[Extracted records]
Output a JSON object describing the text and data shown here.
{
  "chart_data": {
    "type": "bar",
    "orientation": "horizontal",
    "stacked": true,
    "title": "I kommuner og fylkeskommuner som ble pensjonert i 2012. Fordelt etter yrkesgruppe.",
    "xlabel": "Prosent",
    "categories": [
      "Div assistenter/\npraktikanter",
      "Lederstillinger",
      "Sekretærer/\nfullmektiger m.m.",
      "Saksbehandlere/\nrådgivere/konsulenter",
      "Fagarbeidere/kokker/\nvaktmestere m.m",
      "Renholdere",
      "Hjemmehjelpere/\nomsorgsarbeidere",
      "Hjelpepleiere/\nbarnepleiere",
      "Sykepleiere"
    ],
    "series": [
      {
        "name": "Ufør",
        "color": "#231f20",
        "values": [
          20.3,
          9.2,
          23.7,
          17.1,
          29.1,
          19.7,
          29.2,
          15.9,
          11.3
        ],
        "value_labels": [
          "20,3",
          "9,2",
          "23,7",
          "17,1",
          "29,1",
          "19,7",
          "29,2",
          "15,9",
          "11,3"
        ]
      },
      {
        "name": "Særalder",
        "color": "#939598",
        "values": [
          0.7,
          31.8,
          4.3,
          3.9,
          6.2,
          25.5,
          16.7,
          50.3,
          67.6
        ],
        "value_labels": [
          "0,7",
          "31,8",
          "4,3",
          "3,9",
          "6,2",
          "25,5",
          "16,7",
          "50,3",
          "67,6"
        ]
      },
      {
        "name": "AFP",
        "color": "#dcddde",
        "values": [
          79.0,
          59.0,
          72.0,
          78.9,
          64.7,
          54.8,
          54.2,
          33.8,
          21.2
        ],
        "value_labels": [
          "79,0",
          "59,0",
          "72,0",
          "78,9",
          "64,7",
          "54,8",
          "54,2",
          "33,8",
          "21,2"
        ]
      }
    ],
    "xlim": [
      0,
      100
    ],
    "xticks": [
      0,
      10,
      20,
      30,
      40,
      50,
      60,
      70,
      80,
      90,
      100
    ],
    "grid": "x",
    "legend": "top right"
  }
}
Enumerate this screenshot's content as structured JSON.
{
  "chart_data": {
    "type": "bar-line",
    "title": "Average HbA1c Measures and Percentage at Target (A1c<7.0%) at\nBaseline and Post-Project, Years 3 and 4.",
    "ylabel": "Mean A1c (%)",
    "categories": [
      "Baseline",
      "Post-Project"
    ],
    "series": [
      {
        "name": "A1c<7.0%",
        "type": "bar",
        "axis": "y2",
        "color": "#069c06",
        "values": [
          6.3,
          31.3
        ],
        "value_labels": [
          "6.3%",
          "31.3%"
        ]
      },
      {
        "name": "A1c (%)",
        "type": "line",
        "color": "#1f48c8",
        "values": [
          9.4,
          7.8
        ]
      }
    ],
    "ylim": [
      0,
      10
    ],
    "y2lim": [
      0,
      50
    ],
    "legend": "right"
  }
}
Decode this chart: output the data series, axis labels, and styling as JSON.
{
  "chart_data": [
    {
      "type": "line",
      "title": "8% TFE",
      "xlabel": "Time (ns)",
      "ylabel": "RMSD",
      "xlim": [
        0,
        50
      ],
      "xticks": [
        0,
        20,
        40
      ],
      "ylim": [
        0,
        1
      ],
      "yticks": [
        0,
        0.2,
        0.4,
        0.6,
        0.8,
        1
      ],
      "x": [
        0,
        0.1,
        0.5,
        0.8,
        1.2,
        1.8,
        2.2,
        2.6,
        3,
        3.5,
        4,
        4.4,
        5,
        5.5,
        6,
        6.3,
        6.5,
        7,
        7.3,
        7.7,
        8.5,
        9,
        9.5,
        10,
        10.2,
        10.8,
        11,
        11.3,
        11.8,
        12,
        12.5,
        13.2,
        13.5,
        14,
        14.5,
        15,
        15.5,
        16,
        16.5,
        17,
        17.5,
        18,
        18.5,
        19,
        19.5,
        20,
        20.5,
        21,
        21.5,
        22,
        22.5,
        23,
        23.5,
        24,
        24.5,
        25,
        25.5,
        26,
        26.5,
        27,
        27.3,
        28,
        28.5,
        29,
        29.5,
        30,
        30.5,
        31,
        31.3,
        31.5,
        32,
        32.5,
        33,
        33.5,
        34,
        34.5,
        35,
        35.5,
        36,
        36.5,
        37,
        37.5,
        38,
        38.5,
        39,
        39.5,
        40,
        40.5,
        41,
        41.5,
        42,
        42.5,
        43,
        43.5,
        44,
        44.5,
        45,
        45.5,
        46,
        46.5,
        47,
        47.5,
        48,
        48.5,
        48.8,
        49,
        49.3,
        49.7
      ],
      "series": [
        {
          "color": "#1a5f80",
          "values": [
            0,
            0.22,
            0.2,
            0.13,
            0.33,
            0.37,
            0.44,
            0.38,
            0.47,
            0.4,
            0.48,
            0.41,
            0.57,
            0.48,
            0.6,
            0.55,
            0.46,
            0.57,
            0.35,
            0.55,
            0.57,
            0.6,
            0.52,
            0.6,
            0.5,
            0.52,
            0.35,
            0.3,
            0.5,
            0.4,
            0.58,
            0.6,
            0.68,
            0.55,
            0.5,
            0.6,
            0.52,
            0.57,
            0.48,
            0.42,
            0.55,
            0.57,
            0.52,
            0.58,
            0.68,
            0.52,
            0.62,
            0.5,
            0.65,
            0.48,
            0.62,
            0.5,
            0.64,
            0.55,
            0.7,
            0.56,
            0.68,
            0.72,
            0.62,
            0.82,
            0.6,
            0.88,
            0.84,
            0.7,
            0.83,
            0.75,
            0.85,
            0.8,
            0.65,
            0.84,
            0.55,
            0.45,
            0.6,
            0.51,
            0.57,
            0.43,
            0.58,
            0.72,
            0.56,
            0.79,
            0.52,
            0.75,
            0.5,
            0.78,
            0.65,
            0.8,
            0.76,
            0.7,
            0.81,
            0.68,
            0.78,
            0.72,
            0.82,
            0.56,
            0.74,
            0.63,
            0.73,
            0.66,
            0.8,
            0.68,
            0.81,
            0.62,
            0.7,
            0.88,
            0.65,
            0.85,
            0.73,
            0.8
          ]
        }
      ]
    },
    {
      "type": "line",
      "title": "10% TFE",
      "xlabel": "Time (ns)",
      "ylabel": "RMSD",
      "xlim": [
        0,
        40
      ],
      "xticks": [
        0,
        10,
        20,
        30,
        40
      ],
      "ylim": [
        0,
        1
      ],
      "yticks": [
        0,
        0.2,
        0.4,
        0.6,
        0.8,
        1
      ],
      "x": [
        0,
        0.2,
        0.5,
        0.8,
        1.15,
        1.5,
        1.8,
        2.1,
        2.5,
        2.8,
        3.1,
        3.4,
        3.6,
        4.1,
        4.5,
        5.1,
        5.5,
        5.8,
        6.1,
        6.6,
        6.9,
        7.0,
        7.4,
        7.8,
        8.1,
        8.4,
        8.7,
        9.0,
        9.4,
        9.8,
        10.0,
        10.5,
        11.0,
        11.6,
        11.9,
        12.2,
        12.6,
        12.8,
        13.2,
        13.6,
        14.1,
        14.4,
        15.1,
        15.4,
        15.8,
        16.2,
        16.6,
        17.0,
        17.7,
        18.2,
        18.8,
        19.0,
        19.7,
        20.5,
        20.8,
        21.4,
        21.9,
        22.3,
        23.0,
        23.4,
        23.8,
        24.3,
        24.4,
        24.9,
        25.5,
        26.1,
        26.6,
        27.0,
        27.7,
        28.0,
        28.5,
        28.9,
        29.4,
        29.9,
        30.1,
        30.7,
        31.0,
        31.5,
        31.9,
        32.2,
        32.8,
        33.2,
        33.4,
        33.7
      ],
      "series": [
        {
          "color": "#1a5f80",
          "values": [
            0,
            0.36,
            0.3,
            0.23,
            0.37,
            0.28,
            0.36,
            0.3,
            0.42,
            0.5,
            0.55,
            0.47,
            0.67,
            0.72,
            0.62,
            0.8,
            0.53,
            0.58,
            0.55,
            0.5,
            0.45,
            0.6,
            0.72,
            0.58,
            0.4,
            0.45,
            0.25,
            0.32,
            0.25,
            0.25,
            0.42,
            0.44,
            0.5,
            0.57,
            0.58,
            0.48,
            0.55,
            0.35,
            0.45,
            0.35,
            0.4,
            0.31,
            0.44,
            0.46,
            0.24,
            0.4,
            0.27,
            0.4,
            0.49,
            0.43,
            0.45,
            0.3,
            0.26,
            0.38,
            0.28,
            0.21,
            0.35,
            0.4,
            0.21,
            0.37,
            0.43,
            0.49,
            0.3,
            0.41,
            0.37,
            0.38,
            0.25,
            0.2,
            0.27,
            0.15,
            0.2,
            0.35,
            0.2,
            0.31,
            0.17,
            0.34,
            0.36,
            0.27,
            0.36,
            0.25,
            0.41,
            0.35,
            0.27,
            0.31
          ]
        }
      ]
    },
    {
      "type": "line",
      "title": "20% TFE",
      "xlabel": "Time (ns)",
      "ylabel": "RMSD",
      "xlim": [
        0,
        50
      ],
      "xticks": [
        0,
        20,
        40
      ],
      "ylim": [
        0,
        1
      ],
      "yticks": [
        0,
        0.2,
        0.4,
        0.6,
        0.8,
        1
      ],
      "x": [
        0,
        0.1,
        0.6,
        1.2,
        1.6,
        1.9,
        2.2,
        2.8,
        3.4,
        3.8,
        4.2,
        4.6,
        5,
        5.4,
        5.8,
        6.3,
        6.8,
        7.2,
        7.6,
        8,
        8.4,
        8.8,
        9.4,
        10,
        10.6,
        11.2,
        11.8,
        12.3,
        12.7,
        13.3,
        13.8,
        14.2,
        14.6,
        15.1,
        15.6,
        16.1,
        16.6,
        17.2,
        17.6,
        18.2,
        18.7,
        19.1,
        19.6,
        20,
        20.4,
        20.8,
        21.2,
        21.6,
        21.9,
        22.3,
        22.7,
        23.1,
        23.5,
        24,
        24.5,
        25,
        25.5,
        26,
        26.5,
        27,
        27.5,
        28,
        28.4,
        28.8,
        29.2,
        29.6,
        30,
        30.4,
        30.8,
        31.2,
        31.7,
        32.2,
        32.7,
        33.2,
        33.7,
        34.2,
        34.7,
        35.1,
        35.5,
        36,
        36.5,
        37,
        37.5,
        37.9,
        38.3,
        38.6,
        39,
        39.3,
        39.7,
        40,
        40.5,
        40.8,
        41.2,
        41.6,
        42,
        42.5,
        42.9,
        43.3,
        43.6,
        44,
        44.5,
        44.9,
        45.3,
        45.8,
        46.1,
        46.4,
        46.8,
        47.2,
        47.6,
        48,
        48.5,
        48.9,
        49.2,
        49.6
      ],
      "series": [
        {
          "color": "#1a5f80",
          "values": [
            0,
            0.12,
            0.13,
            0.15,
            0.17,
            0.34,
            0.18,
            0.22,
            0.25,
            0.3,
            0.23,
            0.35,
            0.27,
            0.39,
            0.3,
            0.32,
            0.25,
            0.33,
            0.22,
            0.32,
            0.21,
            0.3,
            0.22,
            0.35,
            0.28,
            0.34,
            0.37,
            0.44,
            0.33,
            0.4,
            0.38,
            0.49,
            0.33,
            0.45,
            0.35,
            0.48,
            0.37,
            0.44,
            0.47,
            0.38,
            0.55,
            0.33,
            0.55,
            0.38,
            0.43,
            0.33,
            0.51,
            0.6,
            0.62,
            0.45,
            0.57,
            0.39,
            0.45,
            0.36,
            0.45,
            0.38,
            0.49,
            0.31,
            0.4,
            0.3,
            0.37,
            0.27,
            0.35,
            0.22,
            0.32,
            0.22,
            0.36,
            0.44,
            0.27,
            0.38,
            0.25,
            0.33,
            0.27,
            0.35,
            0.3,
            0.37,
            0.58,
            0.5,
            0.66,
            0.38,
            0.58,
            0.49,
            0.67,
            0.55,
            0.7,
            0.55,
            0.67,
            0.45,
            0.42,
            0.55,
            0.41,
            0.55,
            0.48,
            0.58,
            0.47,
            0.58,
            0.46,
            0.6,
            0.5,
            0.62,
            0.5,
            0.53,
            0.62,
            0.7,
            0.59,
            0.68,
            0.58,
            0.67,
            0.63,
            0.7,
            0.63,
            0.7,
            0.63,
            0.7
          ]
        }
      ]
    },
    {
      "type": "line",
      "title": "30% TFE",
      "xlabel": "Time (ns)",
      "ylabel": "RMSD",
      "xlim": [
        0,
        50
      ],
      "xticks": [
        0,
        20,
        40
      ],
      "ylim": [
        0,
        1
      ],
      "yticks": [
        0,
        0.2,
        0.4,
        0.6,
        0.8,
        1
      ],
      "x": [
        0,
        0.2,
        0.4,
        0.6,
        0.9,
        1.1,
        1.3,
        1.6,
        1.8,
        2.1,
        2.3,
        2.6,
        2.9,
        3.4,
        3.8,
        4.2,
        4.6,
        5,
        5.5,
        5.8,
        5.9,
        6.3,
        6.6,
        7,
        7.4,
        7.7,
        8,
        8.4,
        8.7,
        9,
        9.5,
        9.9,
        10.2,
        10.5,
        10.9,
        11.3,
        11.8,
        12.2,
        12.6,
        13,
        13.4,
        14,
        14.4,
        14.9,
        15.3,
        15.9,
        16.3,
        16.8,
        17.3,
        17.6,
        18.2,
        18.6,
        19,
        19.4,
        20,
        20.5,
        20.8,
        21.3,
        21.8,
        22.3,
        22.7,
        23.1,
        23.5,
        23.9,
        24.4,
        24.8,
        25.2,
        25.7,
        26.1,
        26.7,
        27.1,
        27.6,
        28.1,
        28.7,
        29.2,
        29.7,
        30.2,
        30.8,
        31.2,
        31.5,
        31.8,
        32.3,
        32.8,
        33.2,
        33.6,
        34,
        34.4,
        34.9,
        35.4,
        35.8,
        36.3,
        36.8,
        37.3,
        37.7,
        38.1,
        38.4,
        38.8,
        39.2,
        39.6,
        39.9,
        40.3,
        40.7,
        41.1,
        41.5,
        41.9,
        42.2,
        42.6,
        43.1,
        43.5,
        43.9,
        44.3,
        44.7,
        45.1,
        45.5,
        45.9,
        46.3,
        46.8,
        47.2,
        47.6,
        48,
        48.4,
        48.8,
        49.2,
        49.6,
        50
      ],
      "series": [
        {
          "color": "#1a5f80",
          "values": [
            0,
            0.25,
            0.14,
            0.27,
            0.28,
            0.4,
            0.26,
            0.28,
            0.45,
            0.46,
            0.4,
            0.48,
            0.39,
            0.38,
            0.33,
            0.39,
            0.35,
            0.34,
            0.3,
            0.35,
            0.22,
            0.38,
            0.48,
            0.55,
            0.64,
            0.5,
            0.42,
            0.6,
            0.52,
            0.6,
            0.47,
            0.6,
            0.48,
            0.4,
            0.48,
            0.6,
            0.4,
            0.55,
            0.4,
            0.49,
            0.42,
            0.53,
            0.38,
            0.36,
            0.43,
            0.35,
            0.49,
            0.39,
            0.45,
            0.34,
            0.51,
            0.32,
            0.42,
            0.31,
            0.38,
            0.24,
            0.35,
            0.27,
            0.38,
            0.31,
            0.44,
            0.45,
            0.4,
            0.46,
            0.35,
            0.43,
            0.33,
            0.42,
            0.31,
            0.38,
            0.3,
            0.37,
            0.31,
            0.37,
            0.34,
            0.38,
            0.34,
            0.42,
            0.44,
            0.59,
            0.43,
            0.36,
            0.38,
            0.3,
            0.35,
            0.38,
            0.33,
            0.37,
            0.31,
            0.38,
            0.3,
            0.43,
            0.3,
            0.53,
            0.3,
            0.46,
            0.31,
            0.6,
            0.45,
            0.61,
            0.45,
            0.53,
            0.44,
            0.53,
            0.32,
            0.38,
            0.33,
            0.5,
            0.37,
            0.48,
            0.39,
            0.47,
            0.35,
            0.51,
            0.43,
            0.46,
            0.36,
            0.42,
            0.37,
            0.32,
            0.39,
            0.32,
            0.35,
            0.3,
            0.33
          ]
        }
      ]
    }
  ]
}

** To be done **
Copy each line of the data that contains the word "this".

** Task answer **
Enumerate this screenshot's content as structured JSON.
Decode this chart: output the data series, axis labels, and styling as JSON.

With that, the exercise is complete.